» Document segment:
--- START ---

Alberto Villoldo, PhD is a medical anthropologist who has spent the
last 30 years investigating the healing practices of the shamans of the
Amazon and the Andes. He is the founder of the Four Winds Society, an
organization dedicated to the bridging of ancient shamanic traditions
with modern medicine and psychology; and is the author of over 10 books,
including Shaman, Healer, Sage; Mending the Past and Healing the Future
with Soul Retrieval; The Four Insights and Yoga, Power and Spirit. His
next book, Courageous Dreaming will be available in bookstores March
2008 and has already been chosen as a One Spirit selection of the month.
Jeffrey and Cielle completed training at Villoldo's The Four Winds Society, Healing the Light Body School which provides a framework through which it is possible to learn the ancient
healing practices that can be "known but not told."
Author: Alberto Villoldo, PhD
It was late in the spring of 1979, and I was an eager young man with a
fresh PhD looking for an unexplored niche in anthropology; I had already
spent nearly six years traveling to the Peruvian Andes and Amazon.
During these years, I came across the opportunity to study with many
shamans and healers. Many of them were masters who worked with the
ayahuasca vine, a plant with hallucinogenic qualities that is used
ritualistically in their culture, which fascinated me. I remember
observing one of these shamans, don Ramon, during his nighttime healing
ceremonies, as he would load his pipe with jungle tobacco and turn to
one of his patients and “sing his jaguar down from the tree.” I asked
him what he meant and he explained that like many people, the patient
lived in constant fear, and that this fear was the result of a trauma
experienced early in life that had not healed. He said, “This man’s soul
is like a terrified cat who escaped danger and quickly clambered up a
tree, where it remains, hissing at anyone who comes near. The cat must
come down, relax, and resume walking on the terra firma of the
rainforest, or there will be no healing of the illness this fear has
engendered in him.”

--- END ---

» What the task asks:
List every book title that appears in the Alberto Villoldo text above.

» Records:
--- START ---

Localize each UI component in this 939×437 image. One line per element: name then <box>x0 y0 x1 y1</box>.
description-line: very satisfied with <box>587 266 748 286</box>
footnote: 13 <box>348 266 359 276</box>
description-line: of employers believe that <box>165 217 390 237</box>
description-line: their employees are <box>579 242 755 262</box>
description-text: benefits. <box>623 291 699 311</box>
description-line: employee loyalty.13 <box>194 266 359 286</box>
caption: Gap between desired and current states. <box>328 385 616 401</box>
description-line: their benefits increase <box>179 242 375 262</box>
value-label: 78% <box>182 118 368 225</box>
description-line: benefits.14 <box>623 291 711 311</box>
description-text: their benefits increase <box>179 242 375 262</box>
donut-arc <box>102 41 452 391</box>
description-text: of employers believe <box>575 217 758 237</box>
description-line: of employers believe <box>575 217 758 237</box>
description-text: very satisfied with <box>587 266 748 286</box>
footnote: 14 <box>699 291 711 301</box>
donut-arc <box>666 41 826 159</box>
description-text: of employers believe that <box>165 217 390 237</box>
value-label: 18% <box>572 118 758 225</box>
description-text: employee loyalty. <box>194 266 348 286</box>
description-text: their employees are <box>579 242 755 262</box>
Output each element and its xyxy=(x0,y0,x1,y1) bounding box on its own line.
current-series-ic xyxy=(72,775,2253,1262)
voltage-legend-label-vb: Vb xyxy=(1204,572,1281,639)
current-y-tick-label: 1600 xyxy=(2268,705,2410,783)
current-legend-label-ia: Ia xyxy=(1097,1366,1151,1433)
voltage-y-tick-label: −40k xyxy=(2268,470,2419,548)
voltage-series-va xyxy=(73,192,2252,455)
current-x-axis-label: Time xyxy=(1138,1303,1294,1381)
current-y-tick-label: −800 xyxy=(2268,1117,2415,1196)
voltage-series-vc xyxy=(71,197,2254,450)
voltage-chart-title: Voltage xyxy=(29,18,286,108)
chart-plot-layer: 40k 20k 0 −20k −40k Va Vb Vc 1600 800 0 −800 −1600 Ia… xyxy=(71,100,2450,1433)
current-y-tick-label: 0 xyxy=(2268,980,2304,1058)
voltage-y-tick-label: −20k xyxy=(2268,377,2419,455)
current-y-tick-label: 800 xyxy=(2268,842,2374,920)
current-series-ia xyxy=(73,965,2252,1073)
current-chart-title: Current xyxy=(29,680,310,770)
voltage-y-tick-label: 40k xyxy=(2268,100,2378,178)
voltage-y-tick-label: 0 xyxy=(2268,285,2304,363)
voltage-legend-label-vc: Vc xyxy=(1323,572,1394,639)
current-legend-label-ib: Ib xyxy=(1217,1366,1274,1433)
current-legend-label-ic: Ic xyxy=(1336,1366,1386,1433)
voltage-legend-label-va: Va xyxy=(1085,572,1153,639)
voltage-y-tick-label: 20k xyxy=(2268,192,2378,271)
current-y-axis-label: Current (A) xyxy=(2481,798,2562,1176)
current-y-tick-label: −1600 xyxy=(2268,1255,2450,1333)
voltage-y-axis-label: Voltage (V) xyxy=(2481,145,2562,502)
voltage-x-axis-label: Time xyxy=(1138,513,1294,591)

--- END ---

» Solution to this problem:
- Shaman, Healer, Sage
- Mending the Past and Healing the Future with Soul Retrieval
- The Four Insights
- Yoga, Power and Spirit
- Courageous Dreaming